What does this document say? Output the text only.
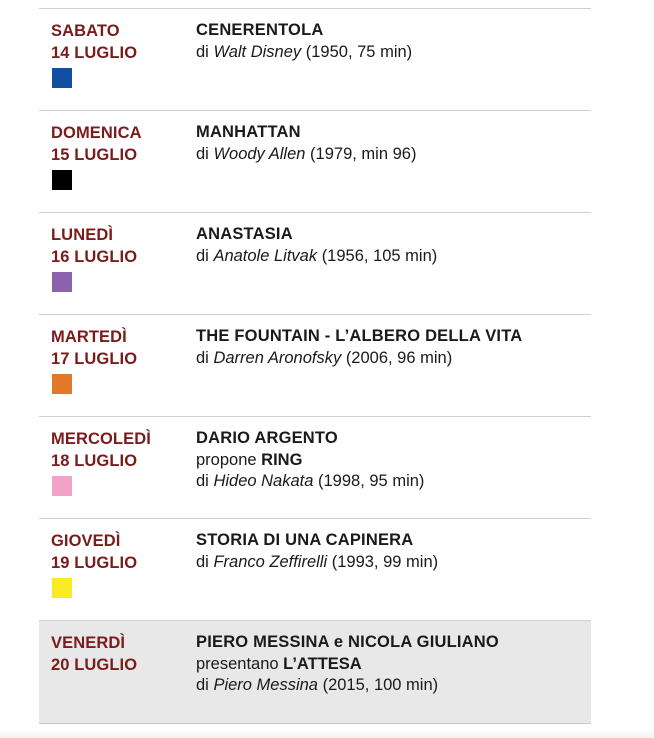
SABATO
14 LUGLIO
CENERENTOLA
di Walt Disney (1950, 75 min)
DOMENICA
15 LUGLIO
MANHATTAN
di Woody Allen (1979, min 96)
LUNEDÌ
16 LUGLIO
ANASTASIA
di Anatole Litvak (1956, 105 min)
MARTEDÌ
17 LUGLIO
THE FOUNTAIN - L’ALBERO DELLA VITA
di Darren Aronofsky (2006, 96 min)
MERCOLEDÌ
18 LUGLIO
DARIO ARGENTO
propone RING
di Hideo Nakata (1998, 95 min)
GIOVEDÌ
19 LUGLIO
STORIA DI UNA CAPINERA
di Franco Zeffirelli (1993, 99 min)
VENERDÌ
20 LUGLIO
PIERO MESSINA e NICOLA GIULIANO
presentano L’ATTESA
di Piero Messina (2015, 100 min)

────

Exercise objective: Repeat the data in full and exactly. Omit pictures.

Problem solution:
What does this document say? Output the text only.
SABATO
14 LUGLIO
CENERENTOLA
di Walt Disney (1950, 75 min)
DOMENICA
15 LUGLIO
MANHATTAN
di Woody Allen (1979, min 96)
LUNEDÌ
16 LUGLIO
ANASTASIA
di Anatole Litvak (1956, 105 min)
MARTEDÌ
17 LUGLIO
THE FOUNTAIN - L’ALBERO DELLA VITA
di Darren Aronofsky (2006, 96 min)
MERCOLEDÌ
18 LUGLIO
DARIO ARGENTO
propone RING
di Hideo Nakata (1998, 95 min)
GIOVEDÌ
19 LUGLIO
STORIA DI UNA CAPINERA
di Franco Zeffirelli (1993, 99 min)
VENERDÌ
20 LUGLIO
PIERO MESSINA e NICOLA GIULIANO
presentano L’ATTESA
di Piero Messina (2015, 100 min)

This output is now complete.